• [Instructions for the task] Report how many lines in the records below contain the word "należy". Give only the number.
Start Dataset
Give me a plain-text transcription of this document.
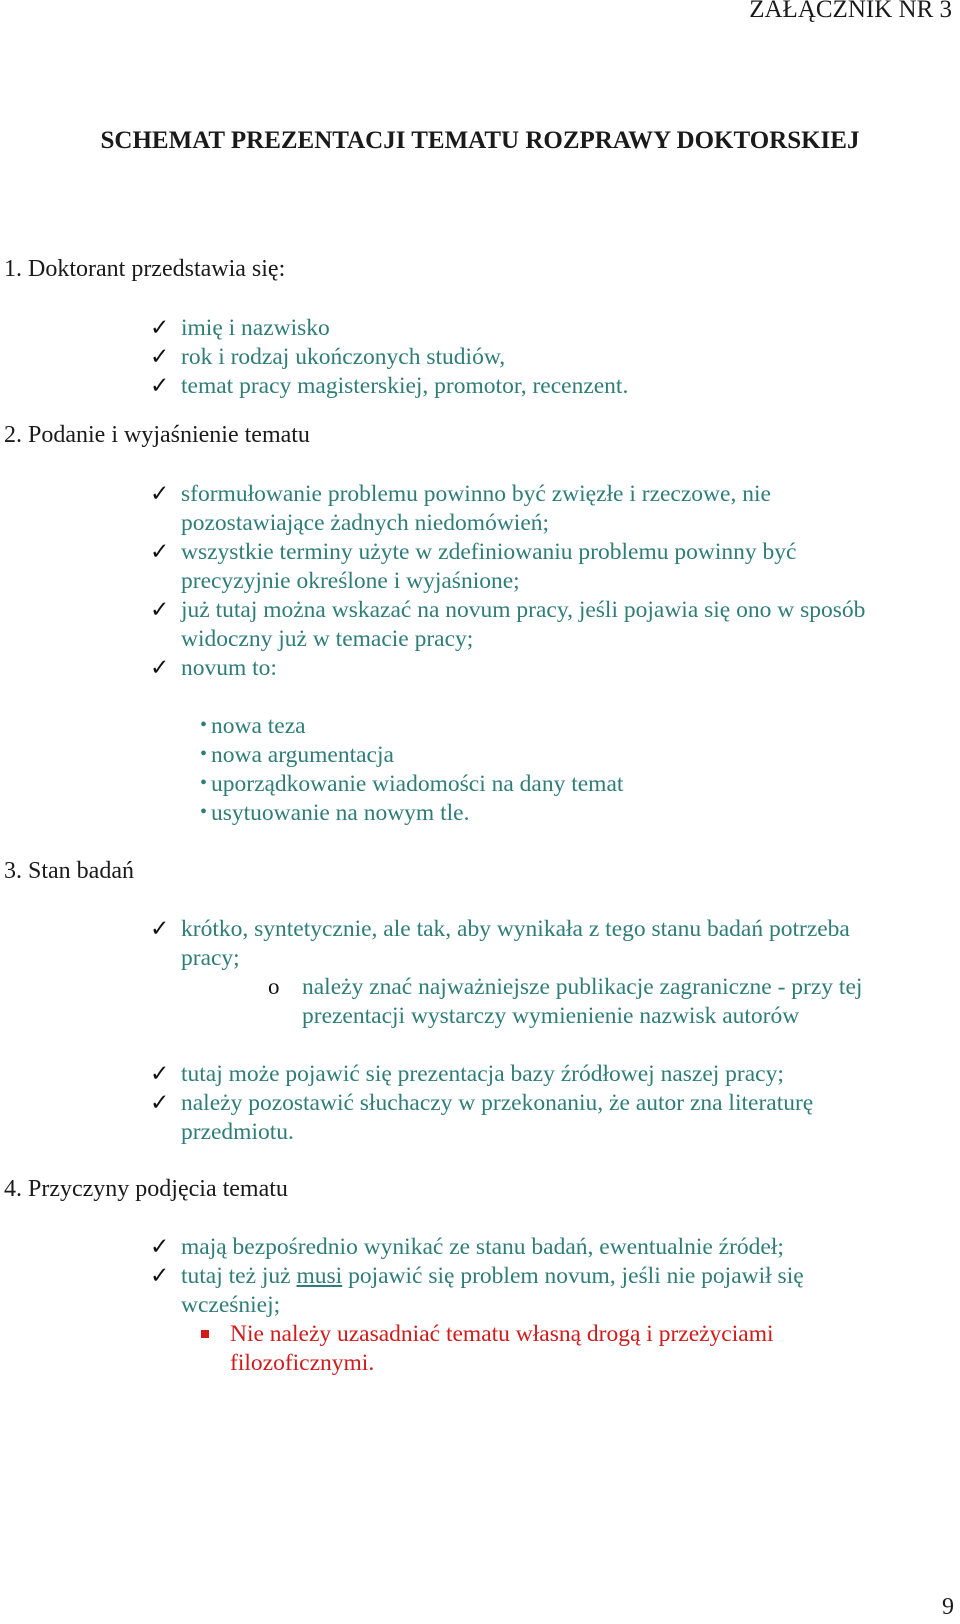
ZAŁĄCZNIK NR 3
SCHEMAT PREZENTACJI TEMATU ROZPRAWY DOKTORSKIEJ
1. Doktorant przedstawia się:
✓ imię i nazwisko
✓ rok i rodzaj ukończonych studiów,
✓ temat pracy magisterskiej, promotor, recenzent.
2. Podanie i wyjaśnienie tematu
✓ sformułowanie problemu powinno być zwięzłe i rzeczowe, nie
pozostawiające żadnych niedomówień;
✓ wszystkie terminy użyte w zdefiniowaniu problemu powinny być
precyzyjnie określone i wyjaśnione;
✓ już tutaj można wskazać na novum pracy, jeśli pojawia się ono w sposób
widoczny już w temacie pracy;
✓ novum to:
• nowa teza
• nowa argumentacja
• uporządkowanie wiadomości na dany temat
• usytuowanie na nowym tle.
3. Stan badań
✓ krótko, syntetycznie, ale tak, aby wynikała z tego stanu badań potrzeba
pracy;
o należy znać najważniejsze publikacje zagraniczne - przy tej
prezentacji wystarczy wymienienie nazwisk autorów
✓ tutaj może pojawić się prezentacja bazy źródłowej naszej pracy;
✓ należy pozostawić słuchaczy w przekonaniu, że autor zna literaturę
przedmiotu.
4. Przyczyny podjęcia tematu
✓ mają bezpośrednio wynikać ze stanu badań, ewentualnie źródeł;
✓ tutaj też już musi pojawić się problem novum, jeśli nie pojawił się
wcześniej;
Nie należy uzasadniać tematu własną drogą i przeżyciami
filozoficznymi.
9
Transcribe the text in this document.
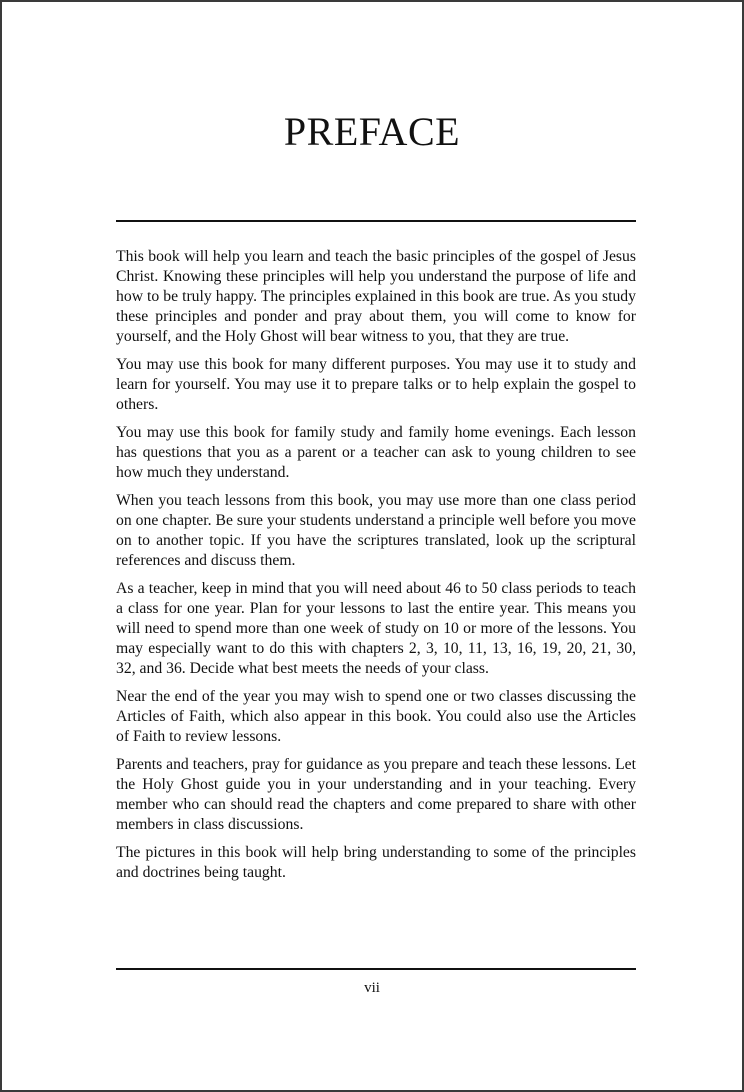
PREFACE

This book will help you learn and teach the basic principles of the gospel of Jesus Christ. Knowing these principles will help you understand the purpose of life and how to be truly happy. The principles explained in this book are true. As you study these principles and ponder and pray about them, you will come to know for yourself, and the Holy Ghost will bear witness to you, that they are true.

You may use this book for many different purposes. You may use it to study and learn for yourself. You may use it to prepare talks or to help explain the gospel to others.

You may use this book for family study and family home evenings. Each lesson has questions that you as a parent or a teacher can ask to young children to see how much they understand.

When you teach lessons from this book, you may use more than one class period on one chapter. Be sure your students understand a principle well before you move on to another topic. If you have the scriptures translated, look up the scriptural references and discuss them.

As a teacher, keep in mind that you will need about 46 to 50 class periods to teach a class for one year. Plan for your lessons to last the entire year. This means you will need to spend more than one week of study on 10 or more of the lessons. You may especially want to do this with chapters 2, 3, 10, 11, 13, 16, 19, 20, 21, 30, 32, and 36. Decide what best meets the needs of your class.

Near the end of the year you may wish to spend one or two classes discussing the Articles of Faith, which also appear in this book. You could also use the Articles of Faith to review lessons.

Parents and teachers, pray for guidance as you prepare and teach these lessons. Let the Holy Ghost guide you in your understanding and in your teaching. Every member who can should read the chapters and come prepared to share with other members in class discussions.

The pictures in this book will help bring understanding to some of the principles and doctrines being taught.

vii
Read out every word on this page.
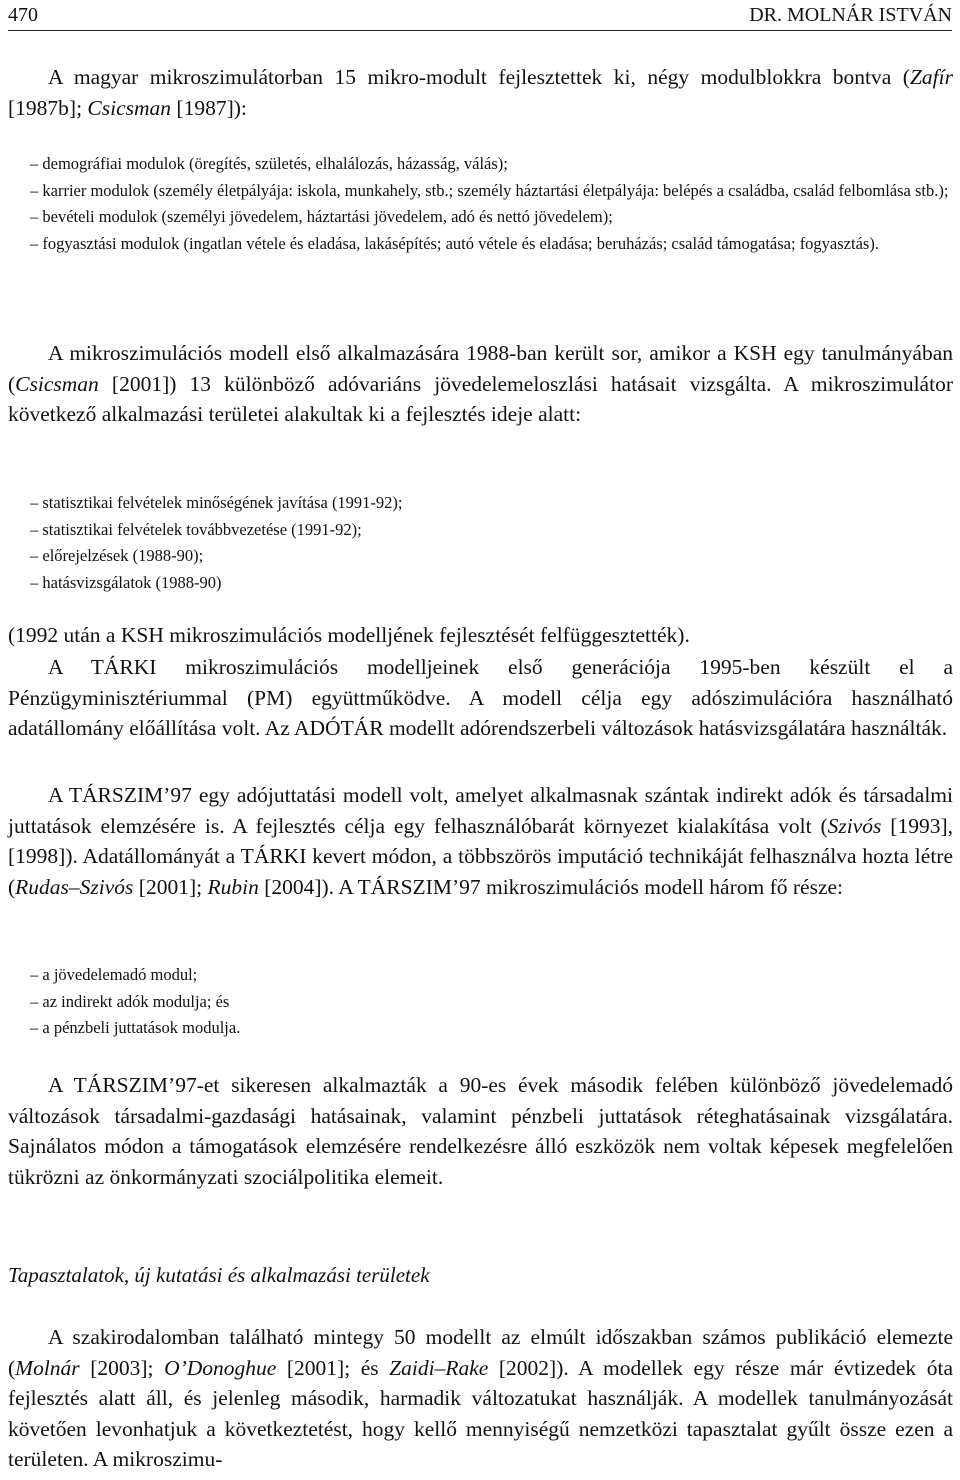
470	DR. MOLNÁR ISTVÁN

A magyar mikroszimulátorban 15 mikro-modult fejlesztettek ki, négy modulblokkra bontva (Zafír [1987b]; Csicsman [1987]):

– demográfiai modulok (öregítés, születés, elhalálozás, házasság, válás);
– karrier modulok (személy életpályája: iskola, munkahely, stb.; személy háztartási életpályája: belépés a családba, család felbomlása stb.);
– bevételi modulok (személyi jövedelem, háztartási jövedelem, adó és nettó jövedelem);
– fogyasztási modulok (ingatlan vétele és eladása, lakásépítés; autó vétele és eladása; beruházás; család támogatása; fogyasztás).

A mikroszimulációs modell első alkalmazására 1988-ban került sor, amikor a KSH egy tanulmányában (Csicsman [2001]) 13 különböző adóvariáns jövedelemeloszlási hatásait vizsgálta. A mikroszimulátor következő alkalmazási területei alakultak ki a fejlesztés ideje alatt:

– statisztikai felvételek minőségének javítása (1991-92);
– statisztikai felvételek továbbvezetése (1991-92);
– előrejelzések (1988-90);
– hatásvizsgálatok (1988-90)

(1992 után a KSH mikroszimulációs modelljének fejlesztését felfüggesztették).

A TÁRKI mikroszimulációs modelljeinek első generációja 1995-ben készült el a Pénzügyminisztériummal (PM) együttműködve. A modell célja egy adószimulációra használható adatállomány előállítása volt. Az ADÓTÁR modellt adórendszerbeli változások hatásvizsgálatára használták.

A TÁRSZIM’97 egy adójuttatási modell volt, amelyet alkalmasnak szántak indirekt adók és társadalmi juttatások elemzésére is. A fejlesztés célja egy felhasználóbarát környezet kialakítása volt (Szivós [1993], [1998]). Adatállományát a TÁRKI kevert módon, a többszörös imputáció technikáját felhasználva hozta létre (Rudas–Szivós [2001]; Rubin [2004]). A TÁRSZIM’97 mikroszimulációs modell három fő része:

– a jövedelemadó modul;
– az indirekt adók modulja; és
– a pénzbeli juttatások modulja.

A TÁRSZIM’97-et sikeresen alkalmazták a 90-es évek második felében különböző jövedelemadó változások társadalmi-gazdasági hatásainak, valamint pénzbeli juttatások réteghatásainak vizsgálatára. Sajnálatos módon a támogatások elemzésére rendelkezésre álló eszközök nem voltak képesek megfelelően tükrözni az önkormányzati szociálpolitika elemeit.

Tapasztalatok, új kutatási és alkalmazási területek

A szakirodalomban található mintegy 50 modellt az elmúlt időszakban számos publikáció elemezte (Molnár [2003]; O’Donoghue [2001]; és Zaidi–Rake [2002]). A modellek egy része már évtizedek óta fejlesztés alatt áll, és jelenleg második, harmadik változatukat használják. A modellek tanulmányozását követően levonhatjuk a következtetést, hogy kellő mennyiségű nemzetközi tapasztalat gyűlt össze ezen a területen. A mikroszimu-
End Dataset
• [Task result] 3